Data provided.
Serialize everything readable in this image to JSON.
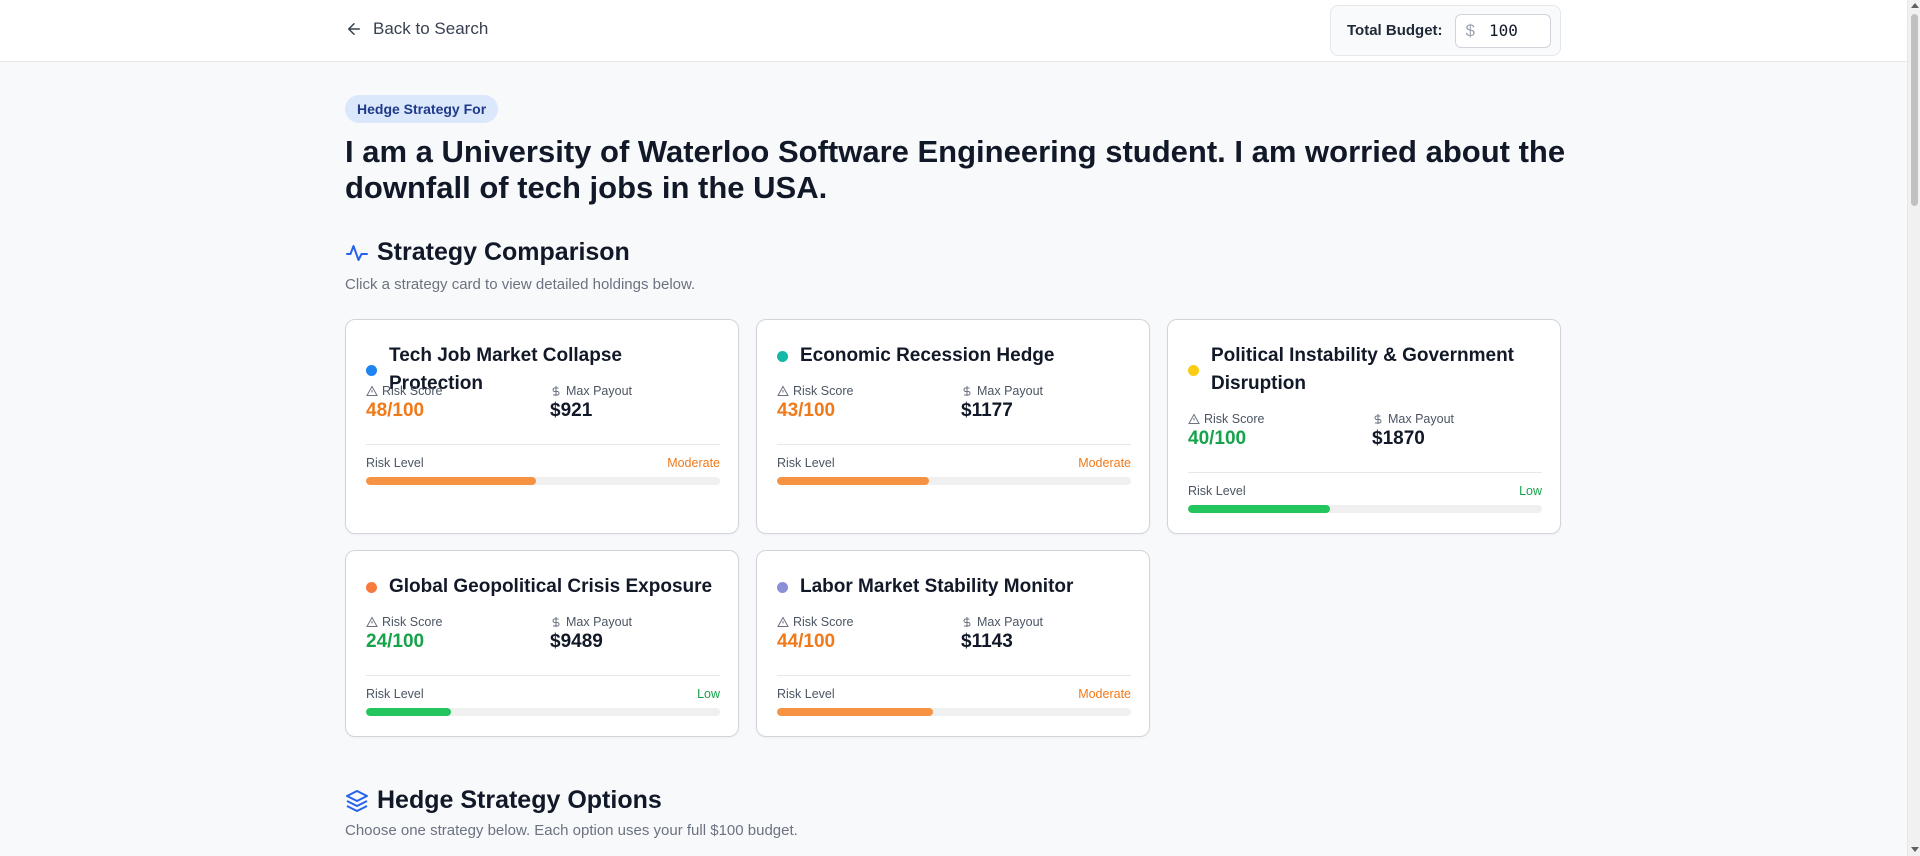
{
  "topbar": {
    "back_label": "Back to Search",
    "budget_label": "Total Budget:",
    "budget_currency": "$",
    "budget_value": "100"
  },
  "hero": {
    "pill": "Hedge Strategy For",
    "headline": "I am a University of Waterloo Software Engineering student. I am worried about the downfall of tech jobs in the USA."
  },
  "comparison": {
    "title": "Strategy Comparison",
    "subtitle": "Click a strategy card to view detailed holdings below.",
    "risk_score_label": "Risk Score",
    "max_payout_label": "Max Payout",
    "risk_level_label": "Risk Level",
    "cards": [
      {
        "title": "Tech Job Market Collapse Protection",
        "dot_color": "#1d84f0",
        "risk_score": "48/100",
        "max_payout": "$921",
        "risk_level": "Moderate",
        "risk_fraction": 0.48,
        "level_color": "#f07a1a",
        "bar_color": "#f59342"
      },
      {
        "title": "Economic Recession Hedge",
        "dot_color": "#14b8a6",
        "risk_score": "43/100",
        "max_payout": "$1177",
        "risk_level": "Moderate",
        "risk_fraction": 0.43,
        "level_color": "#f07a1a",
        "bar_color": "#f59342"
      },
      {
        "title": "Political Instability & Government Disruption",
        "dot_color": "#facc15",
        "risk_score": "40/100",
        "max_payout": "$1870",
        "risk_level": "Low",
        "risk_fraction": 0.4,
        "level_color": "#16a34a",
        "bar_color": "#22c55e"
      },
      {
        "title": "Global Geopolitical Crisis Exposure",
        "dot_color": "#f97a3d",
        "risk_score": "24/100",
        "max_payout": "$9489",
        "risk_level": "Low",
        "risk_fraction": 0.24,
        "level_color": "#16a34a",
        "bar_color": "#22c55e"
      },
      {
        "title": "Labor Market Stability Monitor",
        "dot_color": "#8b8fd8",
        "risk_score": "44/100",
        "max_payout": "$1143",
        "risk_level": "Moderate",
        "risk_fraction": 0.44,
        "level_color": "#f07a1a",
        "bar_color": "#f59342"
      }
    ]
  },
  "options": {
    "title": "Hedge Strategy Options",
    "subtitle": "Choose one strategy below. Each option uses your full $100 budget."
  },
  "colors": {
    "accent": "#2563eb",
    "moderate": "#f07a1a",
    "low": "#16a34a"
  }
}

What you will do. The entries above are to be returned exactly, without their pictures.

Expected answer.
Serialize everything readable in this image to JSON.
{
  "topbar": {
    "back_label": "Back to Search",
    "budget_label": "Total Budget:",
    "budget_currency": "$",
    "budget_value": "100"
  },
  "hero": {
    "pill": "Hedge Strategy For",
    "headline": "I am a University of Waterloo Software Engineering student. I am worried about the downfall of tech jobs in the USA."
  },
  "comparison": {
    "title": "Strategy Comparison",
    "subtitle": "Click a strategy card to view detailed holdings below.",
    "risk_score_label": "Risk Score",
    "max_payout_label": "Max Payout",
    "risk_level_label": "Risk Level",
    "cards": [
      {
        "title": "Tech Job Market Collapse Protection",
        "dot_color": "#1d84f0",
        "risk_score": "48/100",
        "max_payout": "$921",
        "risk_level": "Moderate",
        "risk_fraction": 0.48,
        "level_color": "#f07a1a",
        "bar_color": "#f59342"
      },
      {
        "title": "Economic Recession Hedge",
        "dot_color": "#14b8a6",
        "risk_score": "43/100",
        "max_payout": "$1177",
        "risk_level": "Moderate",
        "risk_fraction": 0.43,
        "level_color": "#f07a1a",
        "bar_color": "#f59342"
      },
      {
        "title": "Political Instability & Government Disruption",
        "dot_color": "#facc15",
        "risk_score": "40/100",
        "max_payout": "$1870",
        "risk_level": "Low",
        "risk_fraction": 0.4,
        "level_color": "#16a34a",
        "bar_color": "#22c55e"
      },
      {
        "title": "Global Geopolitical Crisis Exposure",
        "dot_color": "#f97a3d",
        "risk_score": "24/100",
        "max_payout": "$9489",
        "risk_level": "Low",
        "risk_fraction": 0.24,
        "level_color": "#16a34a",
        "bar_color": "#22c55e"
      },
      {
        "title": "Labor Market Stability Monitor",
        "dot_color": "#8b8fd8",
        "risk_score": "44/100",
        "max_payout": "$1143",
        "risk_level": "Moderate",
        "risk_fraction": 0.44,
        "level_color": "#f07a1a",
        "bar_color": "#f59342"
      }
    ]
  },
  "options": {
    "title": "Hedge Strategy Options",
    "subtitle": "Choose one strategy below. Each option uses your full $100 budget."
  },
  "colors": {
    "accent": "#2563eb",
    "moderate": "#f07a1a",
    "low": "#16a34a"
  }
}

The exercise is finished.